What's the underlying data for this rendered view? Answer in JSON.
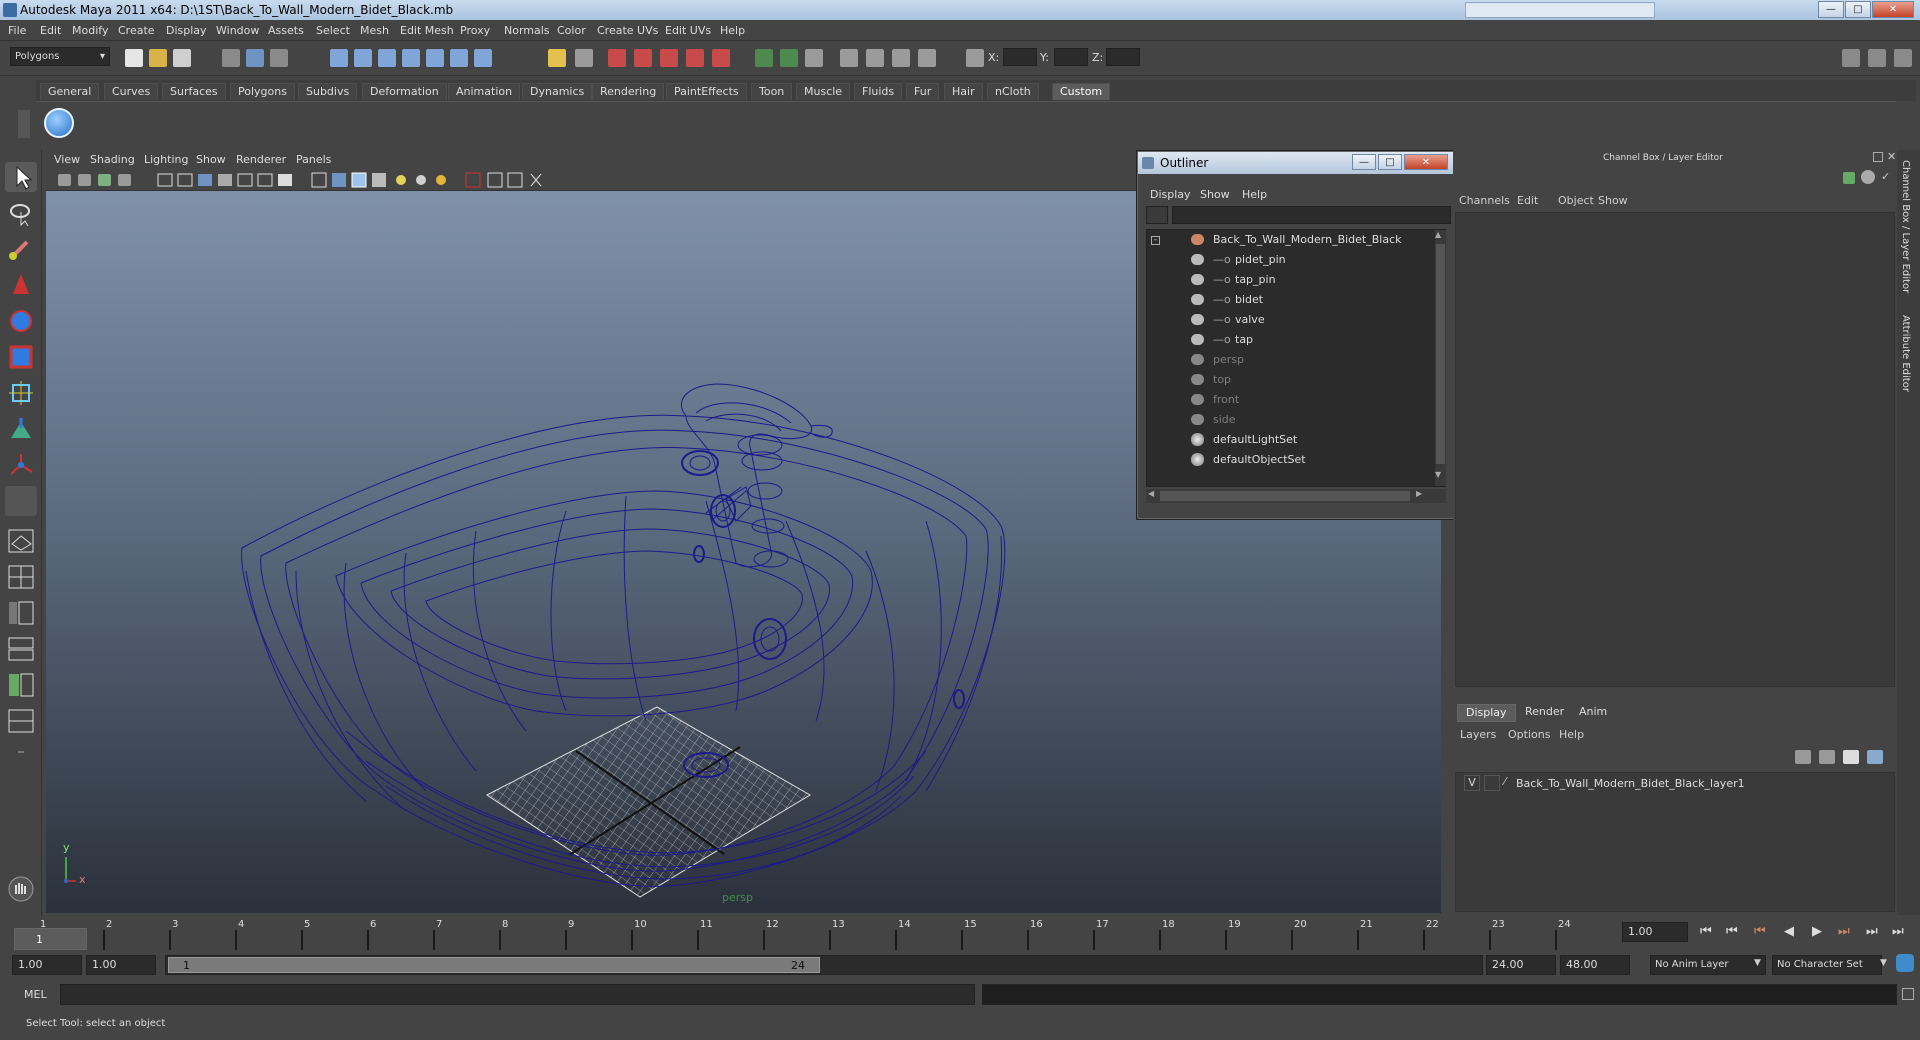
{
  "window": {
    "title": "Autodesk Maya 2011 x64: D:\\1ST\\Back_To_Wall_Modern_Bidet_Black.mb"
  },
  "menubar": [
    "File",
    "Edit",
    "Modify",
    "Create",
    "Display",
    "Window",
    "Assets",
    "Select",
    "Mesh",
    "Edit Mesh",
    "Proxy",
    "Normals",
    "Color",
    "Create UVs",
    "Edit UVs",
    "Help"
  ],
  "toolbar": {
    "mode": "Polygons",
    "x_label": "X:",
    "y_label": "Y:",
    "z_label": "Z:"
  },
  "shelf_tabs": [
    "General",
    "Curves",
    "Surfaces",
    "Polygons",
    "Subdivs",
    "Deformation",
    "Animation",
    "Dynamics",
    "Rendering",
    "PaintEffects",
    "Toon",
    "Muscle",
    "Fluids",
    "Fur",
    "Hair",
    "nCloth",
    "Custom"
  ],
  "shelf_active": "Custom",
  "viewport": {
    "menus": [
      "View",
      "Shading",
      "Lighting",
      "Show",
      "Renderer",
      "Panels"
    ],
    "camera_label": "persp",
    "axis_y": "y",
    "axis_x": "x"
  },
  "outliner": {
    "title": "Outliner",
    "menus": [
      "Display",
      "Show",
      "Help"
    ],
    "items": [
      {
        "label": "Back_To_Wall_Modern_Bidet_Black",
        "dim": false
      },
      {
        "label": "pidet_pin",
        "dim": false
      },
      {
        "label": "tap_pin",
        "dim": false
      },
      {
        "label": "bidet",
        "dim": false
      },
      {
        "label": "valve",
        "dim": false
      },
      {
        "label": "tap",
        "dim": false
      },
      {
        "label": "persp",
        "dim": true
      },
      {
        "label": "top",
        "dim": true
      },
      {
        "label": "front",
        "dim": true
      },
      {
        "label": "side",
        "dim": true
      },
      {
        "label": "defaultLightSet",
        "dim": false
      },
      {
        "label": "defaultObjectSet",
        "dim": false
      }
    ]
  },
  "channel_box": {
    "title": "Channel Box / Layer Editor",
    "menus": [
      "Channels",
      "Edit",
      "Object",
      "Show"
    ]
  },
  "side_tabs": {
    "channel": "Channel Box / Layer Editor",
    "attr": "Attribute Editor"
  },
  "layer_editor": {
    "tabs": [
      "Display",
      "Render",
      "Anim"
    ],
    "menus": [
      "Layers",
      "Options",
      "Help"
    ],
    "layer": {
      "visibility": "V",
      "name": "Back_To_Wall_Modern_Bidet_Black_layer1"
    }
  },
  "timeline": {
    "ticks": [
      "1",
      "2",
      "3",
      "4",
      "5",
      "6",
      "7",
      "8",
      "9",
      "10",
      "11",
      "12",
      "13",
      "14",
      "15",
      "16",
      "17",
      "18",
      "19",
      "20",
      "21",
      "22",
      "23",
      "24"
    ],
    "current_frame": "1",
    "current_time_field": "1.00"
  },
  "range": {
    "start": "1.00",
    "anim_start": "1.00",
    "range_start_label": "1",
    "range_end_label": "24",
    "end": "24.00",
    "anim_end": "48.00",
    "anim_layer": "No Anim Layer",
    "character_set": "No Character Set"
  },
  "command": {
    "label": "MEL"
  },
  "help_line": "Select Tool: select an object",
  "colors": {
    "wire": "#1d1a8a",
    "grid": "#d8d8d8",
    "accent": "#5c5c5c"
  }
}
_____
All of the material above is to be copied exactly, except for its images.

SOLUTION TO THIS TASK:
What's the underlying data for this rendered view? Answer in JSON.
{
  "window": {
    "title": "Autodesk Maya 2011 x64: D:\\1ST\\Back_To_Wall_Modern_Bidet_Black.mb"
  },
  "menubar": [
    "File",
    "Edit",
    "Modify",
    "Create",
    "Display",
    "Window",
    "Assets",
    "Select",
    "Mesh",
    "Edit Mesh",
    "Proxy",
    "Normals",
    "Color",
    "Create UVs",
    "Edit UVs",
    "Help"
  ],
  "toolbar": {
    "mode": "Polygons",
    "x_label": "X:",
    "y_label": "Y:",
    "z_label": "Z:"
  },
  "shelf_tabs": [
    "General",
    "Curves",
    "Surfaces",
    "Polygons",
    "Subdivs",
    "Deformation",
    "Animation",
    "Dynamics",
    "Rendering",
    "PaintEffects",
    "Toon",
    "Muscle",
    "Fluids",
    "Fur",
    "Hair",
    "nCloth",
    "Custom"
  ],
  "shelf_active": "Custom",
  "viewport": {
    "menus": [
      "View",
      "Shading",
      "Lighting",
      "Show",
      "Renderer",
      "Panels"
    ],
    "camera_label": "persp",
    "axis_y": "y",
    "axis_x": "x"
  },
  "outliner": {
    "title": "Outliner",
    "menus": [
      "Display",
      "Show",
      "Help"
    ],
    "items": [
      {
        "label": "Back_To_Wall_Modern_Bidet_Black",
        "dim": false
      },
      {
        "label": "pidet_pin",
        "dim": false
      },
      {
        "label": "tap_pin",
        "dim": false
      },
      {
        "label": "bidet",
        "dim": false
      },
      {
        "label": "valve",
        "dim": false
      },
      {
        "label": "tap",
        "dim": false
      },
      {
        "label": "persp",
        "dim": true
      },
      {
        "label": "top",
        "dim": true
      },
      {
        "label": "front",
        "dim": true
      },
      {
        "label": "side",
        "dim": true
      },
      {
        "label": "defaultLightSet",
        "dim": false
      },
      {
        "label": "defaultObjectSet",
        "dim": false
      }
    ]
  },
  "channel_box": {
    "title": "Channel Box / Layer Editor",
    "menus": [
      "Channels",
      "Edit",
      "Object",
      "Show"
    ]
  },
  "side_tabs": {
    "channel": "Channel Box / Layer Editor",
    "attr": "Attribute Editor"
  },
  "layer_editor": {
    "tabs": [
      "Display",
      "Render",
      "Anim"
    ],
    "menus": [
      "Layers",
      "Options",
      "Help"
    ],
    "layer": {
      "visibility": "V",
      "name": "Back_To_Wall_Modern_Bidet_Black_layer1"
    }
  },
  "timeline": {
    "ticks": [
      "1",
      "2",
      "3",
      "4",
      "5",
      "6",
      "7",
      "8",
      "9",
      "10",
      "11",
      "12",
      "13",
      "14",
      "15",
      "16",
      "17",
      "18",
      "19",
      "20",
      "21",
      "22",
      "23",
      "24"
    ],
    "current_frame": "1",
    "current_time_field": "1.00"
  },
  "range": {
    "start": "1.00",
    "anim_start": "1.00",
    "range_start_label": "1",
    "range_end_label": "24",
    "end": "24.00",
    "anim_end": "48.00",
    "anim_layer": "No Anim Layer",
    "character_set": "No Character Set"
  },
  "command": {
    "label": "MEL"
  },
  "help_line": "Select Tool: select an object",
  "colors": {
    "wire": "#1d1a8a",
    "grid": "#d8d8d8",
    "accent": "#5c5c5c"
  }
}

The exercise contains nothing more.